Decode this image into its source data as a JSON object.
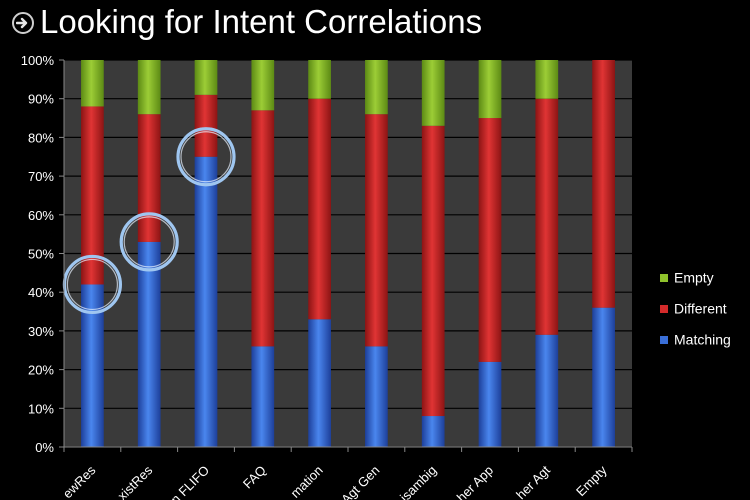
{
  "slide": {
    "title": "Looking for Intent Correlations"
  },
  "chart_data": {
    "type": "bar",
    "stacked": true,
    "percent_stacked": true,
    "title": "",
    "xlabel": "",
    "ylabel": "",
    "ylim": [
      0,
      100
    ],
    "y_ticks": [
      "0%",
      "10%",
      "20%",
      "30%",
      "40%",
      "50%",
      "60%",
      "70%",
      "80%",
      "90%",
      "100%"
    ],
    "categories": [
      "ewRes",
      "xistRes",
      "n FLIFO",
      "FAQ",
      "mation",
      "Agt Gen",
      "isambig",
      "her App",
      "her Agt",
      "Empty"
    ],
    "series": [
      {
        "name": "Matching",
        "color": "#3a6fd8",
        "values": [
          42,
          53,
          75,
          26,
          33,
          26,
          8,
          22,
          29,
          36
        ]
      },
      {
        "name": "Different",
        "color": "#d42a2a",
        "values": [
          46,
          33,
          16,
          61,
          57,
          60,
          75,
          63,
          61,
          64
        ]
      },
      {
        "name": "Empty",
        "color": "#8fc22c",
        "values": [
          12,
          14,
          9,
          13,
          10,
          14,
          17,
          15,
          10,
          0
        ]
      }
    ],
    "legend": {
      "position": "right",
      "order": [
        "Empty",
        "Different",
        "Matching"
      ]
    },
    "highlighted_categories": [
      "ewRes",
      "xistRes",
      "n FLIFO"
    ],
    "plot_background": "#3a3a3a",
    "grid": true
  }
}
▬▬▬▬▬▬
TASK OBJECTIVE:
Transcribe every record above exactly as written, leaving out any pictures.

WRITTEN ANSWER:
Decode this image into its source data as a JSON object.
{
  "slide": {
    "title": "Looking for Intent Correlations"
  },
  "chart_data": {
    "type": "bar",
    "stacked": true,
    "percent_stacked": true,
    "title": "",
    "xlabel": "",
    "ylabel": "",
    "ylim": [
      0,
      100
    ],
    "y_ticks": [
      "0%",
      "10%",
      "20%",
      "30%",
      "40%",
      "50%",
      "60%",
      "70%",
      "80%",
      "90%",
      "100%"
    ],
    "categories": [
      "ewRes",
      "xistRes",
      "n FLIFO",
      "FAQ",
      "mation",
      "Agt Gen",
      "isambig",
      "her App",
      "her Agt",
      "Empty"
    ],
    "series": [
      {
        "name": "Matching",
        "color": "#3a6fd8",
        "values": [
          42,
          53,
          75,
          26,
          33,
          26,
          8,
          22,
          29,
          36
        ]
      },
      {
        "name": "Different",
        "color": "#d42a2a",
        "values": [
          46,
          33,
          16,
          61,
          57,
          60,
          75,
          63,
          61,
          64
        ]
      },
      {
        "name": "Empty",
        "color": "#8fc22c",
        "values": [
          12,
          14,
          9,
          13,
          10,
          14,
          17,
          15,
          10,
          0
        ]
      }
    ],
    "legend": {
      "position": "right",
      "order": [
        "Empty",
        "Different",
        "Matching"
      ]
    },
    "highlighted_categories": [
      "ewRes",
      "xistRes",
      "n FLIFO"
    ],
    "plot_background": "#3a3a3a",
    "grid": true
  }
}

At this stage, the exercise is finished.